§ **Data rows**:

****************

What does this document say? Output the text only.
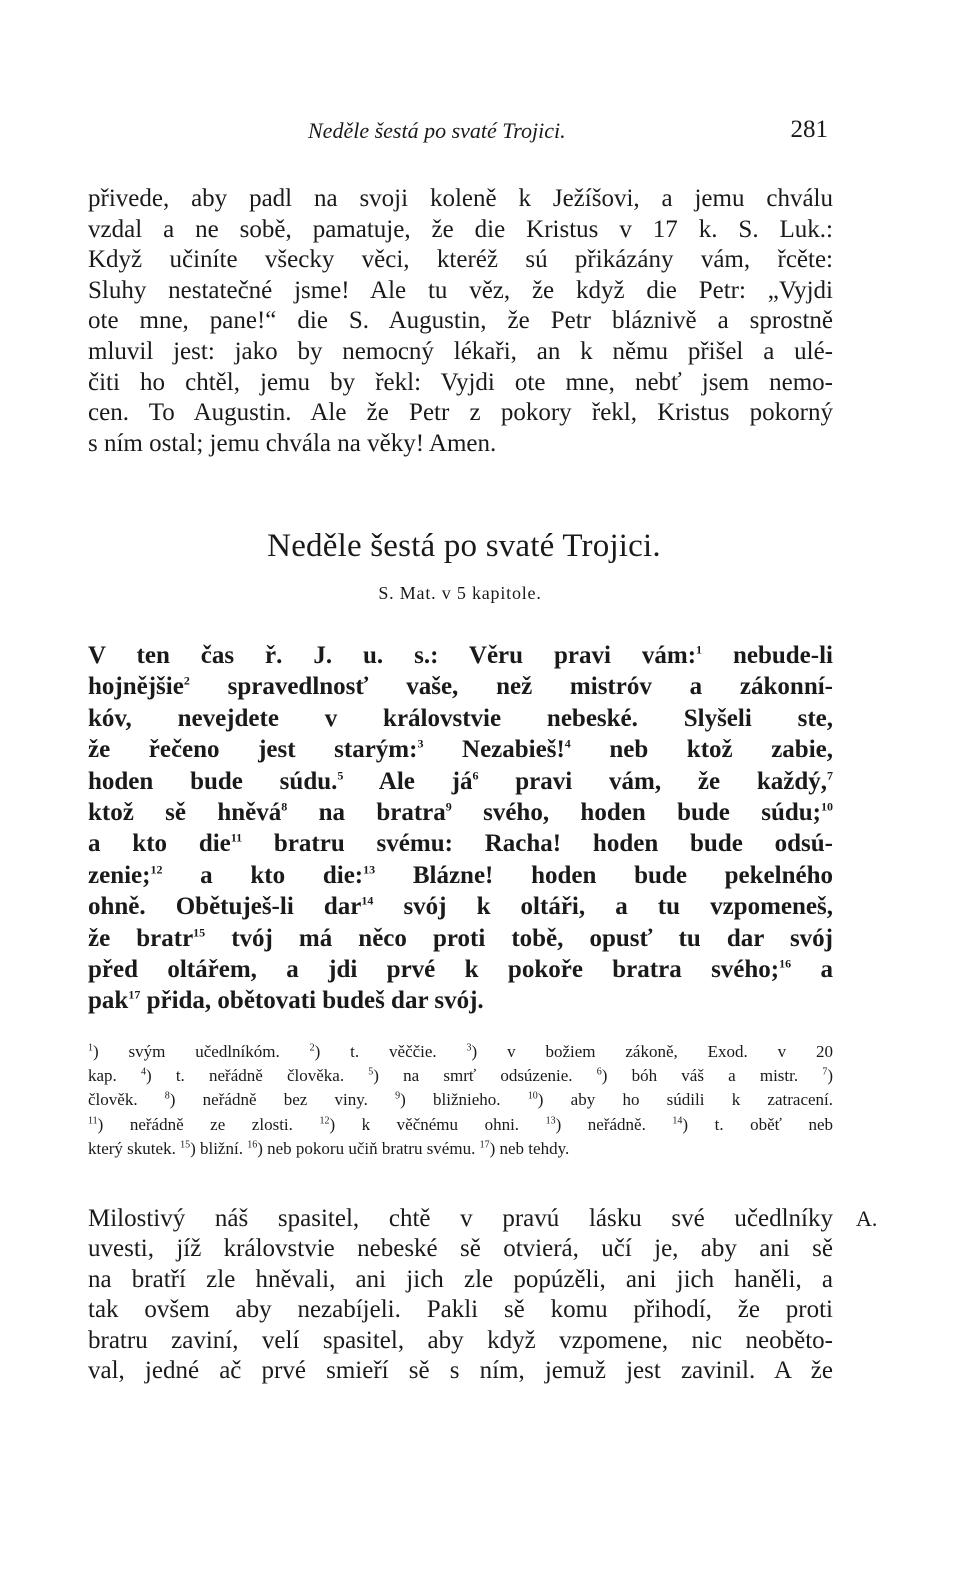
Neděle šestá po svaté Trojici.	281
přivede, aby padl na svoji koleně k Ježíšovi, a jemu chválu
vzdal a ne sobě, pamatuje, že die Kristus v 17 k. S. Luk.:
Když učiníte všecky věci, kteréž sú přikázány vám, řcěte:
Sluhy nestatečné jsme! Ale tu věz, že když die Petr: „Vyjdi
ote mne, pane!“ die S. Augustin, že Petr bláznivě a sprostně
mluvil jest: jako by nemocný lékaři, an k němu přišel a ulé-
čiti ho chtěl, jemu by řekl: Vyjdi ote mne, nebť jsem nemo-
cen. To Augustin. Ale že Petr z pokory řekl, Kristus pokorný
s ním ostal; jemu chvála na věky! Amen.
Neděle šestá po svaté Trojici.
S. Mat. v 5 kapitole.
V ten čas ř. J. u. s.: Věru pravi vám:$^1$ nebude-li
hojnějšie$^2$ spravedlnosť vaše, než mistróv a zákonní-
kóv, nevejdete v královstvie nebeské. Slyšeli ste,
že řečeno jest starým:$^3$ Nezabieš!$^4$ neb ktož zabie,
hoden bude súdu.$^5$ Ale já$^6$ pravi vám, že každý,$^7$
ktož sě hněvá$^8$ na bratra$^9$ svého, hoden bude súdu;$^{10}$
a kto die$^{11}$ bratru svému: Racha! hoden bude odsú-
zenie;$^{12}$ a kto die:$^{13}$ Blázne! hoden bude pekelného
ohně. Obětuješ-li dar$^{14}$ svój k oltáři, a tu vzpomeneš,
že bratr$^{15}$ tvój má něco proti tobě, opusť tu dar svój
před oltářem, a jdi prvé k pokoře bratra svého;$^{16}$ a
pak$^{17}$ přida, obětovati budeš dar svój.
$^1$) svým učedlníkóm. $^2$) t. věččie. $^3$) v božiem zákoně, Exod. v 20
kap. $^4$) t. neřádně člověka. $^5$) na smrť odsúzenie. $^6$) bóh váš a mistr. $^7$)
člověk. $^8$) neřádně bez viny. $^9$) bližnieho. $^{10}$) aby ho súdili k zatracení.
$^{11}$) neřádně ze zlosti. $^{12}$) k věčnému ohni. $^{13}$) neřádně. $^{14}$) t. oběť neb
který skutek. $^{15}$) bližní. $^{16}$) neb pokoru učiň bratru svému. $^{17}$) neb tehdy.
Milostivý náš spasitel, chtě v pravú lásku své učedlníky
uvesti, jíž královstvie nebeské sě otvierá, učí je, aby ani sě
na bratří zle hněvali, ani jich zle popúzěli, ani jich haněli, a
tak ovšem aby nezabíjeli. Pakli sě komu přihodí, že proti
bratru zaviní, velí spasitel, aby když vzpomene, nic neoběto-
val, jedné ač prvé smieří sě s ním, jemuž jest zavinil. A že
A.
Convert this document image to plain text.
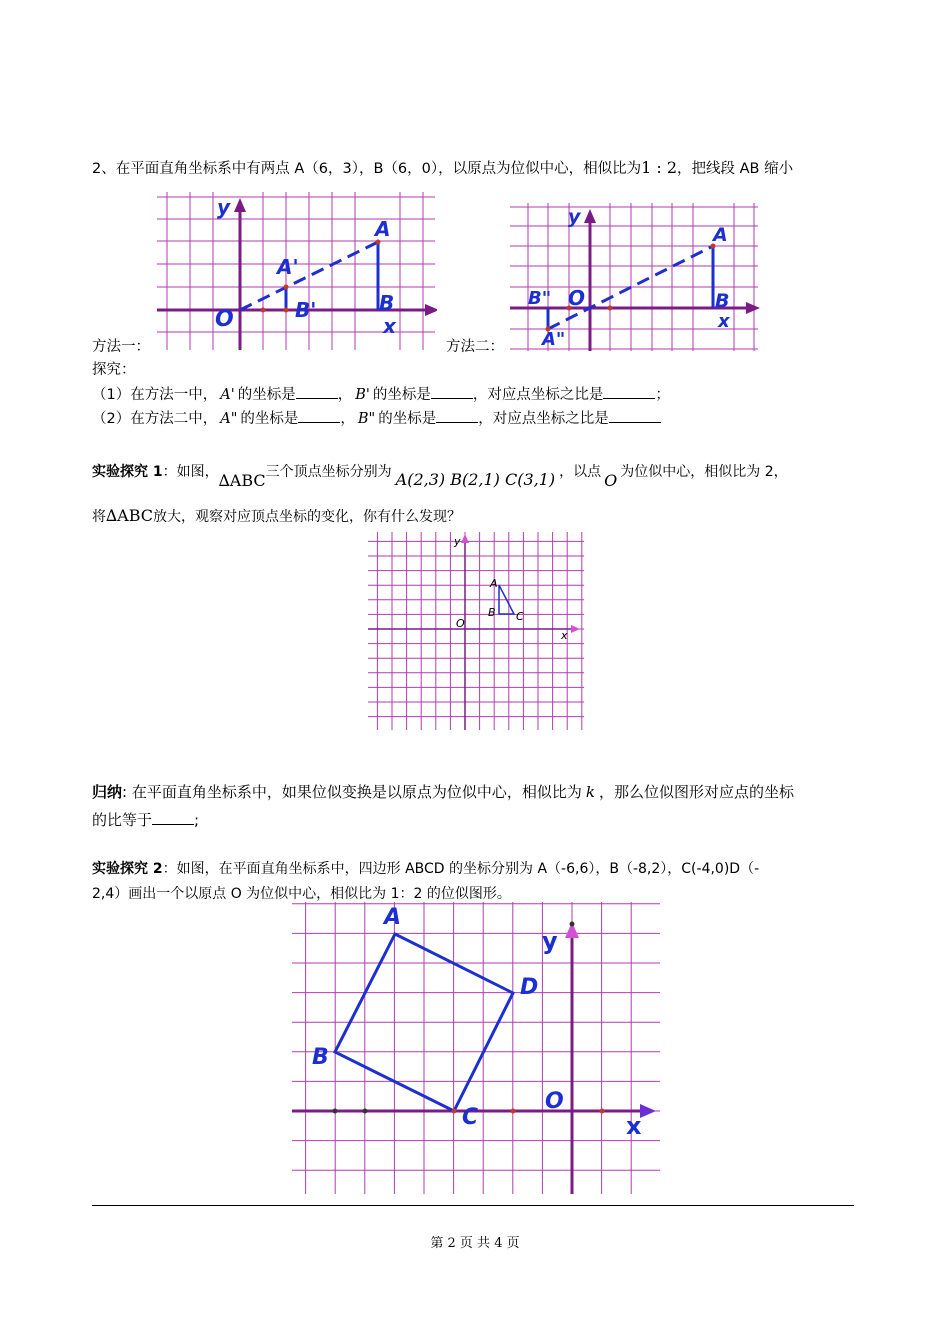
2、在平面直角坐标系中有两点 A（6，3），B（6，0），以原点为位似中心，相似比为1 : 2，把线段 AB 缩小
y
A
A'
B'
O
B
x
y
A
B" O	B
x
A"
方法一：	方法二：
探究：
（1）在方法一中， A' 的坐标是	， B' 的坐标是	，对应点坐标之比是	；
（2）在方法二中， A" 的坐标是	， B" 的坐标是	，对应点坐标之比是
实验探究 1：如图，∆ABC三个顶点坐标分别为 A(2,3) B(2,1) C(3,1) ，以点 O 为位似中心，相似比为 2，
将∆ABC放大，观察对应顶点坐标的变化，你有什么发现？
y
A
B C
O
x
归纳: 在平面直角坐标系中，如果位似变换是以原点为位似中心，相似比为 k ，那么位似图形对应点的坐标
的比等于	;
实验探究 2：如图，在平面直角坐标系中，四边形 ABCD 的坐标分别为 A（-6,6），B（-8,2），C(-4,0)D（-
2,4）画出一个以原点 O 为位似中心，相似比为 1：2 的位似图形。
A
B
C
D
O
y
x
第 2 页 共 4 页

****************

§ **Work to be completed**: Copy out every line in the listing where the word "svaté" appears.

§ **Task result**:
Neděle šestá po svaté Trojici.	281
Neděle šestá po svaté Trojici.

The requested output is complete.